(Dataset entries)
-----
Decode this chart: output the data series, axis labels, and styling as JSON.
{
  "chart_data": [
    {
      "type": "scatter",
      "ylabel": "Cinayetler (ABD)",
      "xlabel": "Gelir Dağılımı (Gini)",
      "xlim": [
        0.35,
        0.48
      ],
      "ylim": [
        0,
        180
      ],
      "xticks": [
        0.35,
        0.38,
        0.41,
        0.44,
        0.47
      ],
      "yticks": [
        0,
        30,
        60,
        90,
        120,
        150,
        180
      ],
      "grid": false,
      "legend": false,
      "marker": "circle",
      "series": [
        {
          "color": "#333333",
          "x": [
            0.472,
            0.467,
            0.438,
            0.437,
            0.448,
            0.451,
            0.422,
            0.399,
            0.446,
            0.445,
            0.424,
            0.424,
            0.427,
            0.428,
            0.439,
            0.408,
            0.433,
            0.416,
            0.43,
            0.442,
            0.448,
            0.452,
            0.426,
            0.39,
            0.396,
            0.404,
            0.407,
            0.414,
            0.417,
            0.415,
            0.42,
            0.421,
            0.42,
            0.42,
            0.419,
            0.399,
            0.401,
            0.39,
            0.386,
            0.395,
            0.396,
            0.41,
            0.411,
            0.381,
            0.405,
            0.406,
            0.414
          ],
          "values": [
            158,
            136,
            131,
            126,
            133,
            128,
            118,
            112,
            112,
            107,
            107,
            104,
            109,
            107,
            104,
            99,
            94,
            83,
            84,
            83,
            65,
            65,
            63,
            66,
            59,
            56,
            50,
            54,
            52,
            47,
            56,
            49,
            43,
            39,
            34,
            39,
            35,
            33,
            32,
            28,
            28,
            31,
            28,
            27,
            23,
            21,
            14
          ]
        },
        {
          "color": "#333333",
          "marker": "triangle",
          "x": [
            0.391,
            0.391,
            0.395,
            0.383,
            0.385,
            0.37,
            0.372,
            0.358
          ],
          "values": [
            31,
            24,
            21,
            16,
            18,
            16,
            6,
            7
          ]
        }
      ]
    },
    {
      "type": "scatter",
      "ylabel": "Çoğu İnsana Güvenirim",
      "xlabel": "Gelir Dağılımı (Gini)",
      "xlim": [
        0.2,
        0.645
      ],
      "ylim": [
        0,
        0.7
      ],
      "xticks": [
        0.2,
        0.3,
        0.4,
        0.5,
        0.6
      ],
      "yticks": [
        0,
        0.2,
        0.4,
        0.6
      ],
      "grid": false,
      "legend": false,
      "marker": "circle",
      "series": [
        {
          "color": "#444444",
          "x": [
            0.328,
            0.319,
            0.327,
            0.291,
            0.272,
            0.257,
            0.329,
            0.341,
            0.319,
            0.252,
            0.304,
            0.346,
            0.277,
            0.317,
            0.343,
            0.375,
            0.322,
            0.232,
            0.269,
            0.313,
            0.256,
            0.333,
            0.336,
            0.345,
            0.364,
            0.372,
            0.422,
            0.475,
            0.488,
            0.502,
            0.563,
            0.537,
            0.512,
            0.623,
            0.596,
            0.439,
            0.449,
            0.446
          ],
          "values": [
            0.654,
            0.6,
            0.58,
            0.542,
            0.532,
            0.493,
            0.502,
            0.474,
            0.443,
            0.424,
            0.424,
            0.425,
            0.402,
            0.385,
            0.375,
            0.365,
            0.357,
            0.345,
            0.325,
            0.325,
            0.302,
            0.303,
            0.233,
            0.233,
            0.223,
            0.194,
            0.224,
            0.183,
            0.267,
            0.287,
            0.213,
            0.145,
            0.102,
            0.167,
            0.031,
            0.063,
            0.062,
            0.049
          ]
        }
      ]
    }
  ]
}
-----
Written request: Exactly reproduce all of the entries above.

Full response:
Decode this chart: output the data series, axis labels, and styling as JSON.
{
  "chart_data": [
    {
      "type": "scatter",
      "ylabel": "Cinayetler (ABD)",
      "xlabel": "Gelir Dağılımı (Gini)",
      "xlim": [
        0.35,
        0.48
      ],
      "ylim": [
        0,
        180
      ],
      "xticks": [
        0.35,
        0.38,
        0.41,
        0.44,
        0.47
      ],
      "yticks": [
        0,
        30,
        60,
        90,
        120,
        150,
        180
      ],
      "grid": false,
      "legend": false,
      "marker": "circle",
      "series": [
        {
          "color": "#333333",
          "x": [
            0.472,
            0.467,
            0.438,
            0.437,
            0.448,
            0.451,
            0.422,
            0.399,
            0.446,
            0.445,
            0.424,
            0.424,
            0.427,
            0.428,
            0.439,
            0.408,
            0.433,
            0.416,
            0.43,
            0.442,
            0.448,
            0.452,
            0.426,
            0.39,
            0.396,
            0.404,
            0.407,
            0.414,
            0.417,
            0.415,
            0.42,
            0.421,
            0.42,
            0.42,
            0.419,
            0.399,
            0.401,
            0.39,
            0.386,
            0.395,
            0.396,
            0.41,
            0.411,
            0.381,
            0.405,
            0.406,
            0.414
          ],
          "values": [
            158,
            136,
            131,
            126,
            133,
            128,
            118,
            112,
            112,
            107,
            107,
            104,
            109,
            107,
            104,
            99,
            94,
            83,
            84,
            83,
            65,
            65,
            63,
            66,
            59,
            56,
            50,
            54,
            52,
            47,
            56,
            49,
            43,
            39,
            34,
            39,
            35,
            33,
            32,
            28,
            28,
            31,
            28,
            27,
            23,
            21,
            14
          ]
        },
        {
          "color": "#333333",
          "marker": "triangle",
          "x": [
            0.391,
            0.391,
            0.395,
            0.383,
            0.385,
            0.37,
            0.372,
            0.358
          ],
          "values": [
            31,
            24,
            21,
            16,
            18,
            16,
            6,
            7
          ]
        }
      ]
    },
    {
      "type": "scatter",
      "ylabel": "Çoğu İnsana Güvenirim",
      "xlabel": "Gelir Dağılımı (Gini)",
      "xlim": [
        0.2,
        0.645
      ],
      "ylim": [
        0,
        0.7
      ],
      "xticks": [
        0.2,
        0.3,
        0.4,
        0.5,
        0.6
      ],
      "yticks": [
        0,
        0.2,
        0.4,
        0.6
      ],
      "grid": false,
      "legend": false,
      "marker": "circle",
      "series": [
        {
          "color": "#444444",
          "x": [
            0.328,
            0.319,
            0.327,
            0.291,
            0.272,
            0.257,
            0.329,
            0.341,
            0.319,
            0.252,
            0.304,
            0.346,
            0.277,
            0.317,
            0.343,
            0.375,
            0.322,
            0.232,
            0.269,
            0.313,
            0.256,
            0.333,
            0.336,
            0.345,
            0.364,
            0.372,
            0.422,
            0.475,
            0.488,
            0.502,
            0.563,
            0.537,
            0.512,
            0.623,
            0.596,
            0.439,
            0.449,
            0.446
          ],
          "values": [
            0.654,
            0.6,
            0.58,
            0.542,
            0.532,
            0.493,
            0.502,
            0.474,
            0.443,
            0.424,
            0.424,
            0.425,
            0.402,
            0.385,
            0.375,
            0.365,
            0.357,
            0.345,
            0.325,
            0.325,
            0.302,
            0.303,
            0.233,
            0.233,
            0.223,
            0.194,
            0.224,
            0.183,
            0.267,
            0.287,
            0.213,
            0.145,
            0.102,
            0.167,
            0.031,
            0.063,
            0.062,
            0.049
          ]
        }
      ]
    }
  ]
}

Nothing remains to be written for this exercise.